■ PAGE EXTRACT
[Start]

So having only returned to my bed a few hours ago, why was I so awake? It was then that I realized the SIM city 2000 theme was playing, and this was a Pavlovian reaction. We needed to get to the airport in time to catch the 7:00 am Sri Lankan Airlines flight to Bangkok, and there was no time to waste. Scott and I struggled to pull ourselves together enough to confirm our baggage was successfully packed and drag it downstairs. Our hotel room at the Hotel Nippon had begun to look something like the apartment I had lived in during college, a place we lovingly referred to as the hovel. By this I mean it had become a wasteland of packaging materials, the smoke from multiple curls of anti-mosquito incense hung thick, and what seemed like hundreds of empty water bottles, bits of take-away packaging, and plastic bags blew through the room like tumbleweeds.

The night before, I had ventured downstairs in search of more take-out Koththu and stopped to prep the bikes for the next day’s travels, so we merely needed to put them in the bags and wait for the cab. The last night’s Koththu, by the way, had been incredibly spicy.

One of the spiciest things I had ever eaten, in fact.   Luckily, we had some buffalo curd to soften the intense flavor of the dish.

After three bites, Scott had found it completely impossible to consume his Koththu, and I was suffering from a most persistent pain all over my mouth still slightly that next day (if you can call 4:00 in the morning day). The owner of the hyper-spicy Koththu joint had approached me as I was buying the stuff, and addressed me in English. “I’ve heard about you,” he said.

[End]

■ DATASET
[Start]

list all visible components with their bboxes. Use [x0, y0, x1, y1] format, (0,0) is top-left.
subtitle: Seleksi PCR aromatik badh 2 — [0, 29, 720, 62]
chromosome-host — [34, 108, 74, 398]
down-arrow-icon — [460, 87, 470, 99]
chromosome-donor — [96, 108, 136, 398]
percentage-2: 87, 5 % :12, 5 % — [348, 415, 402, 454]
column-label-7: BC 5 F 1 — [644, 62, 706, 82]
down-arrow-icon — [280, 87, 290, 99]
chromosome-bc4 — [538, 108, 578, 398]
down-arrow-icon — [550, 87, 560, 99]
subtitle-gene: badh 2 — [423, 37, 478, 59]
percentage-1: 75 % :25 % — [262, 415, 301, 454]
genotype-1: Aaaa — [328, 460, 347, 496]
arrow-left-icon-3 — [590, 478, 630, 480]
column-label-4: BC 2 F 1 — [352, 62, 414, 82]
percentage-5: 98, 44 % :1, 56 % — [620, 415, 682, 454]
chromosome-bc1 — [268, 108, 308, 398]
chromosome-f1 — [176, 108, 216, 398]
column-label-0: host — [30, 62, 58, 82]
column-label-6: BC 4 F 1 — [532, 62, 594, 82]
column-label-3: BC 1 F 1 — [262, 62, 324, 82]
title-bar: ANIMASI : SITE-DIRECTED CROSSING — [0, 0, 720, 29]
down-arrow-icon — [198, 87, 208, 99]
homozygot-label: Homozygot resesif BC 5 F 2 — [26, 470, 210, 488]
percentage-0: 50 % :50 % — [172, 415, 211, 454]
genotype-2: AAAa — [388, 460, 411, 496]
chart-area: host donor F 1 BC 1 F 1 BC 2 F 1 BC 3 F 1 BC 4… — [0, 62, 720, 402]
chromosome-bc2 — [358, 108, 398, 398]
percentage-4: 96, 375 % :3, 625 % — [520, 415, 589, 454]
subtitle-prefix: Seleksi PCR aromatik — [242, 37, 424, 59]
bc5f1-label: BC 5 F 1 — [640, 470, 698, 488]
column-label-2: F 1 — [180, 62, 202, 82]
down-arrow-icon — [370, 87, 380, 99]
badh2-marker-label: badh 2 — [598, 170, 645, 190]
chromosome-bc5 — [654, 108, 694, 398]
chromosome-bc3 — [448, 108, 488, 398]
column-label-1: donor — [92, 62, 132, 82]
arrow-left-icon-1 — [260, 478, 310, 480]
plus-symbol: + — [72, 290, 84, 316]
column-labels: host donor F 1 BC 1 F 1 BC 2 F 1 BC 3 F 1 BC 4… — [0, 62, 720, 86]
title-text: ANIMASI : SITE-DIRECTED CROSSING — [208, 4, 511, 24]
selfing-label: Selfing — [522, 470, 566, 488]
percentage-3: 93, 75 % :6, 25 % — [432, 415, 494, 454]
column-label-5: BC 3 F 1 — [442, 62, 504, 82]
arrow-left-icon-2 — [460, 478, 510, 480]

[End]

■ TASK LIST
1. Answer these questions using the travel excerpt above:
(a) Which flight did the travelers need to reach the airport in time for?
(b) What did they have on hand to soften the flavor of the Koththu?
(c) After how many bites did Scott find his Koththu impossible to eat?
2. Output the part of the travel excerpt above, starting with "The night before, I" and going on through "been incredibly spicy.", word for word.

■ PROBLEM SOLUTIONS
1.
(a) The 7:00 am Sri Lankan Airlines flight to Bangkok.
(b) Some buffalo curd.
(c) Three.

2.
The night before, I had ventured downstairs in search of more take-out Koththu and stopped to prep the bikes for the next day’s travels, so we merely needed to put them in the bags and wait for the cab. The last night’s Koththu, by the way, had been incredibly spicy.